**Task to carry out:** Isolate every line in the records below with "Sähkön" in it.

== Data lines

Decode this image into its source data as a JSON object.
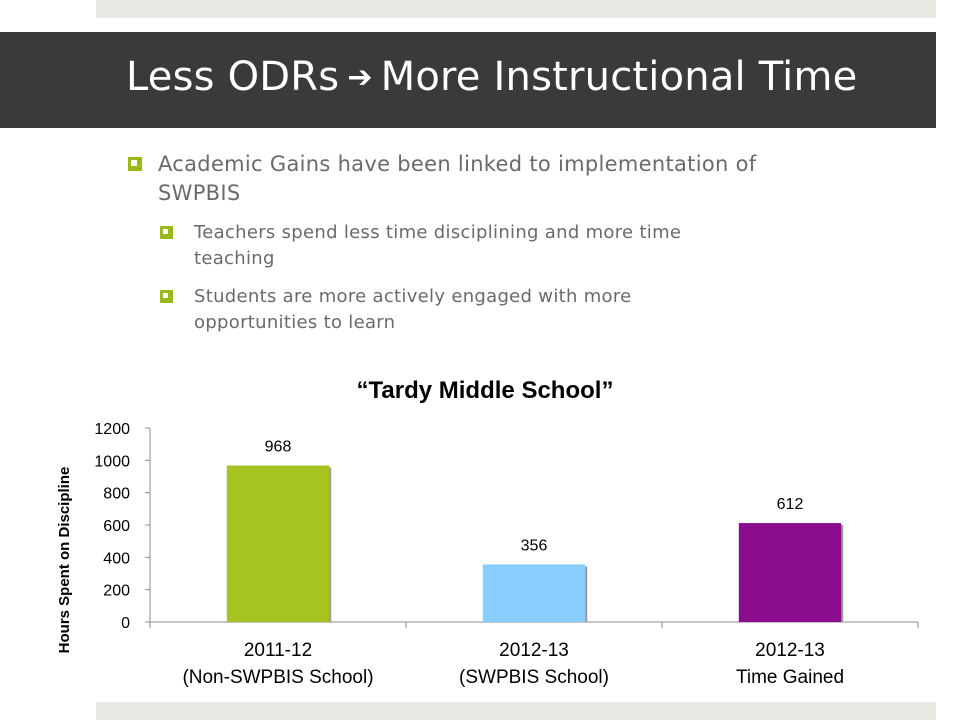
{
  "slide": {
    "title_left": "Less ODRs",
    "title_arrow": "➔",
    "title_right": "More Instructional Time"
  },
  "bullets": [
    {
      "level": 1,
      "text": "Academic Gains have been linked to implementation of",
      "text2": "SWPBIS"
    },
    {
      "level": 2,
      "text": "Teachers spend less time disciplining and more time",
      "text2": "teaching"
    },
    {
      "level": 2,
      "text": "Students are more actively engaged with more",
      "text2": "opportunities to learn"
    }
  ],
  "chart_data": {
    "type": "bar",
    "title": "“Tardy Middle School”",
    "ylabel": "Hours Spent on Discipline",
    "xlabel": "",
    "ylim": [
      0,
      1200
    ],
    "yticks": [
      0,
      200,
      400,
      600,
      800,
      1000,
      1200
    ],
    "grid": false,
    "legend": "none",
    "categories": [
      [
        "2011-12",
        "(Non-SWPBIS School)"
      ],
      [
        "2012-13",
        "(SWPBIS School)"
      ],
      [
        "2012-13",
        "Time Gained"
      ]
    ],
    "values": [
      968,
      356,
      612
    ],
    "colors": [
      "#a5c41f",
      "#87ceff",
      "#8b0d8e"
    ]
  }
}
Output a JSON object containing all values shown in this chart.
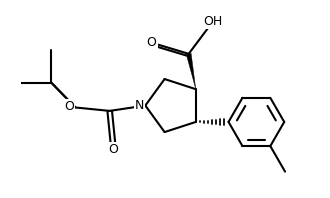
{
  "background_color": "#ffffff",
  "line_color": "#000000",
  "line_width": 1.5,
  "fig_width": 3.3,
  "fig_height": 1.98,
  "dpi": 100,
  "xlim": [
    -3.8,
    5.0
  ],
  "ylim": [
    -2.8,
    3.2
  ]
}
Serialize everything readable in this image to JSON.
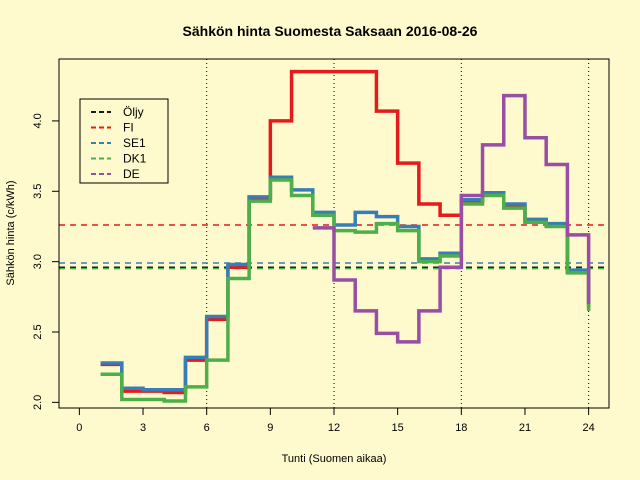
{
  "chart_data": {
    "type": "line",
    "title": "Sähkön hinta Suomesta Saksaan 2016-08-26",
    "xlabel": "Tunti (Suomen aikaa)",
    "ylabel": "Sähkön hinta (c/kWh)",
    "xlim": [
      -0.96,
      24.96
    ],
    "ylim": [
      1.96,
      4.44
    ],
    "x_ticks": [
      0,
      3,
      6,
      9,
      12,
      15,
      18,
      21,
      24
    ],
    "y_ticks": [
      2.0,
      2.5,
      3.0,
      3.5,
      4.0
    ],
    "x_tick_labels": [
      "0",
      "3",
      "6",
      "9",
      "12",
      "15",
      "18",
      "21",
      "24"
    ],
    "y_tick_labels": [
      "2.0",
      "2.5",
      "3.0",
      "3.5",
      "4.0"
    ],
    "vlines": [
      6,
      12,
      18,
      24
    ],
    "legend_position": "top-left",
    "hours": [
      1,
      2,
      3,
      4,
      5,
      6,
      7,
      8,
      9,
      10,
      11,
      12,
      13,
      14,
      15,
      16,
      17,
      18,
      19,
      20,
      21,
      22,
      23,
      24
    ],
    "step_series": [
      {
        "name": "FI",
        "color": "#E41A1C",
        "values": [
          2.27,
          2.08,
          2.08,
          2.07,
          2.3,
          2.59,
          2.96,
          3.45,
          4.0,
          4.35,
          4.35,
          4.35,
          4.35,
          4.07,
          3.7,
          3.41,
          3.33,
          3.43,
          3.48,
          3.4,
          3.29,
          3.26,
          2.93,
          2.67
        ]
      },
      {
        "name": "SE1",
        "color": "#377EB8",
        "values": [
          2.28,
          2.1,
          2.09,
          2.09,
          2.32,
          2.61,
          2.98,
          3.46,
          3.6,
          3.51,
          3.35,
          3.26,
          3.35,
          3.32,
          3.25,
          3.02,
          3.06,
          3.44,
          3.49,
          3.41,
          3.3,
          3.27,
          2.94,
          2.68
        ]
      },
      {
        "name": "DK1",
        "color": "#4DAF4A",
        "values": [
          2.2,
          2.02,
          2.02,
          2.01,
          2.11,
          2.3,
          2.88,
          3.43,
          3.58,
          3.47,
          3.33,
          3.22,
          3.21,
          3.27,
          3.22,
          3.0,
          3.04,
          3.41,
          3.47,
          3.38,
          3.28,
          3.25,
          2.92,
          2.65
        ]
      },
      {
        "name": "DE",
        "color": "#984EA3",
        "values": [
          null,
          null,
          null,
          null,
          null,
          null,
          null,
          null,
          null,
          null,
          3.24,
          2.87,
          2.65,
          2.49,
          2.43,
          2.65,
          2.96,
          3.47,
          3.83,
          4.18,
          3.88,
          3.69,
          3.19,
          2.7
        ]
      }
    ],
    "hline_series": [
      {
        "name": "Öljy",
        "color": "#1A1A1A",
        "value": 2.96
      },
      {
        "name": "FI",
        "color": "#E41A1C",
        "value": 3.26
      },
      {
        "name": "SE1",
        "color": "#377EB8",
        "value": 2.99
      },
      {
        "name": "DK1",
        "color": "#4DAF4A",
        "value": 2.95
      }
    ],
    "legend": [
      {
        "name": "Öljy",
        "color": "#1A1A1A"
      },
      {
        "name": "FI",
        "color": "#E41A1C"
      },
      {
        "name": "SE1",
        "color": "#377EB8"
      },
      {
        "name": "DK1",
        "color": "#4DAF4A"
      },
      {
        "name": "DE",
        "color": "#984EA3"
      }
    ]
  }
}
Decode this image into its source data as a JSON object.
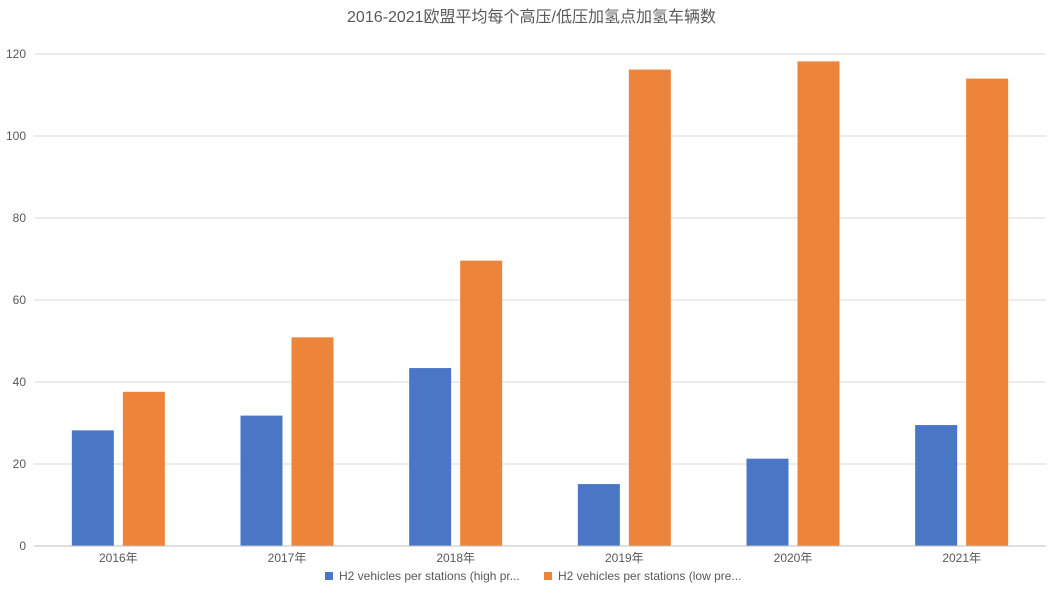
{
  "chart_data": {
    "type": "bar",
    "title": "2016-2021欧盟平均每个高压/低压加氢点加氢车辆数",
    "xlabel": "",
    "ylabel": "",
    "categories": [
      "2016年",
      "2017年",
      "2018年",
      "2019年",
      "2020年",
      "2021年"
    ],
    "series": [
      {
        "name": "H2 vehicles per stations (high pr...",
        "color": "#4a76c6",
        "values": [
          28.2,
          31.8,
          43.4,
          15.1,
          21.3,
          29.5
        ]
      },
      {
        "name": "H2 vehicles per stations (low pre...",
        "color": "#ee843a",
        "values": [
          37.6,
          50.9,
          69.6,
          116.2,
          118.2,
          114.0
        ]
      }
    ],
    "ylim": [
      0,
      120
    ],
    "yticks": [
      0,
      20,
      40,
      60,
      80,
      100,
      120
    ],
    "grid": true,
    "legend_position": "bottom"
  }
}
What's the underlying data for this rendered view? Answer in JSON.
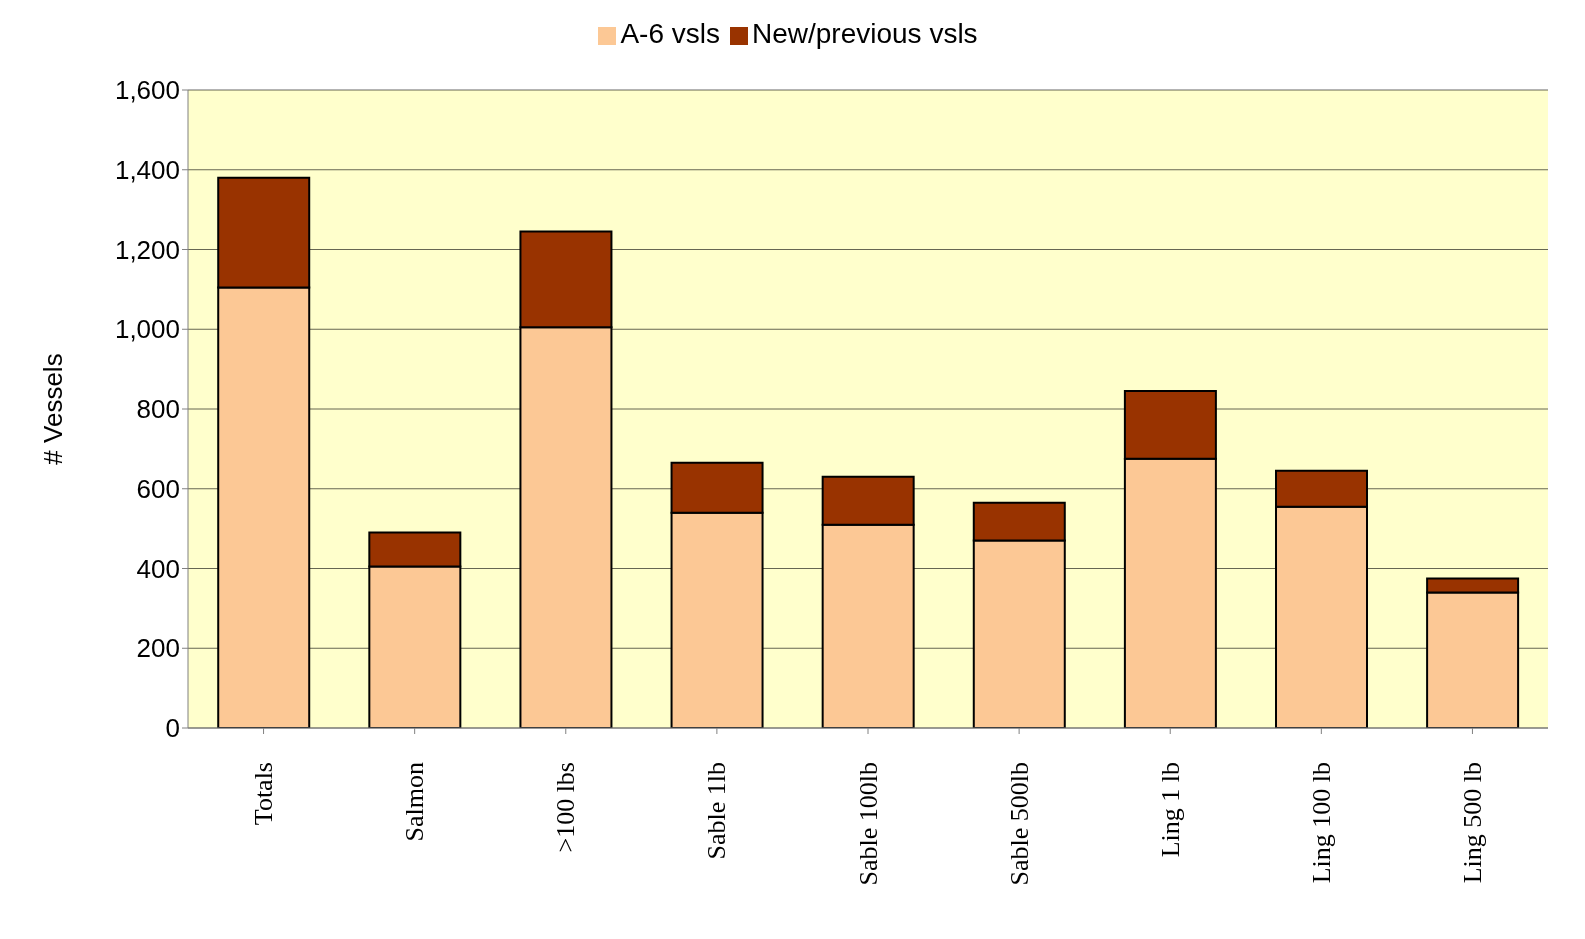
{
  "chart_data": {
    "type": "bar",
    "stacked": true,
    "ylabel": "# Vessels",
    "categories": [
      "Totals",
      "Salmon",
      ">100 lbs",
      "Sable 1lb",
      "Sable 100lb",
      "Sable 500lb",
      "Ling 1 lb",
      "Ling 100 lb",
      "Ling 500 lb"
    ],
    "series": [
      {
        "name": "A-6 vsls",
        "color": "#fcc895",
        "values": [
          1105,
          405,
          1005,
          540,
          510,
          470,
          675,
          555,
          340
        ]
      },
      {
        "name": "New/previous vsls",
        "color": "#993300",
        "values": [
          275,
          85,
          240,
          125,
          120,
          95,
          170,
          90,
          35
        ]
      }
    ],
    "ylim": [
      0,
      1600
    ],
    "yticks": [
      {
        "value": 0,
        "label": "0"
      },
      {
        "value": 200,
        "label": "200"
      },
      {
        "value": 400,
        "label": "400"
      },
      {
        "value": 600,
        "label": "600"
      },
      {
        "value": 800,
        "label": "800"
      },
      {
        "value": 1000,
        "label": "1,000"
      },
      {
        "value": 1200,
        "label": "1,200"
      },
      {
        "value": 1400,
        "label": "1,400"
      },
      {
        "value": 1600,
        "label": "1,600"
      }
    ],
    "grid": "y",
    "legend": "top"
  }
}
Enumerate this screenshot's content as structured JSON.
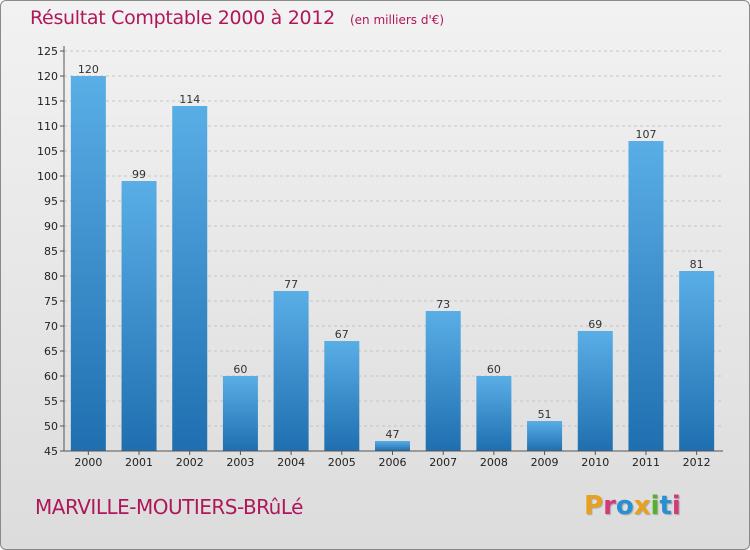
{
  "header": {
    "title": "Résultat Comptable 2000 à 2012",
    "unit": "(en milliers d'€)"
  },
  "footer": {
    "commune": "MARVILLE-MOUTIERS-BRûLé",
    "logo": "Proxiti"
  },
  "colors": {
    "title": "#b0175a",
    "bar_light": "#5aaee6",
    "bar_dark": "#1f6fb0",
    "logo_letters": [
      "#e8a020",
      "#d23a7a",
      "#2a8fd0",
      "#e8a020",
      "#55b030",
      "#2a8fd0",
      "#d23a7a"
    ]
  },
  "chart_data": {
    "type": "bar",
    "categories": [
      "2000",
      "2001",
      "2002",
      "2003",
      "2004",
      "2005",
      "2006",
      "2007",
      "2008",
      "2009",
      "2010",
      "2011",
      "2012"
    ],
    "values": [
      120,
      99,
      114,
      60,
      77,
      67,
      47,
      73,
      60,
      51,
      69,
      107,
      81
    ],
    "ylim": [
      45,
      125
    ],
    "yticks": [
      45,
      50,
      55,
      60,
      65,
      70,
      75,
      80,
      85,
      90,
      95,
      100,
      105,
      110,
      115,
      120,
      125
    ],
    "grid": true,
    "legend": "none"
  }
}
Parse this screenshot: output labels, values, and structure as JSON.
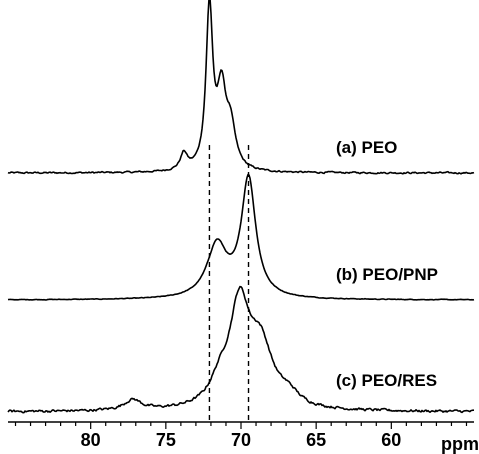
{
  "chart_data": {
    "type": "line",
    "x_unit": "ppm",
    "x_reversed": true,
    "xlim": [
      85.5,
      54.5
    ],
    "x_ticks": [
      80,
      75,
      70,
      65,
      60
    ],
    "x_tick_labels": [
      "80",
      "75",
      "70",
      "65",
      "60"
    ],
    "reference_lines_ppm": [
      72.1,
      69.5
    ],
    "y_ticks": false,
    "grid": false,
    "series": [
      {
        "name": "(a) PEO",
        "label": "(a) PEO",
        "peaks": [
          {
            "ppm": 73.8,
            "height": 0.1,
            "width": 0.28
          },
          {
            "ppm": 72.1,
            "height": 0.98,
            "width": 0.27
          },
          {
            "ppm": 71.3,
            "height": 0.45,
            "width": 0.35
          },
          {
            "ppm": 70.7,
            "height": 0.25,
            "width": 0.4
          }
        ],
        "noise_level": 0.008
      },
      {
        "name": "(b) PEO/PNP",
        "label": "(b) PEO/PNP",
        "peaks": [
          {
            "ppm": 71.6,
            "height": 0.3,
            "width": 0.8
          },
          {
            "ppm": 69.5,
            "height": 0.68,
            "width": 0.58
          }
        ],
        "noise_level": 0.003
      },
      {
        "name": "(c) PEO/RES",
        "label": "(c) PEO/RES",
        "peaks": [
          {
            "ppm": 77.2,
            "height": 0.06,
            "width": 0.7
          },
          {
            "ppm": 71.4,
            "height": 0.12,
            "width": 0.8
          },
          {
            "ppm": 70.1,
            "height": 0.56,
            "width": 0.8
          },
          {
            "ppm": 68.7,
            "height": 0.34,
            "width": 1.0
          },
          {
            "ppm": 66.8,
            "height": 0.06,
            "width": 0.8
          }
        ],
        "noise_level": 0.012
      }
    ]
  }
}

====

**Expected output:**
    "title": "Sähkön hinta Suomesta Saksaan 2016-08-26",
    "ylabel": "Sähkön hinta (c/kWh)",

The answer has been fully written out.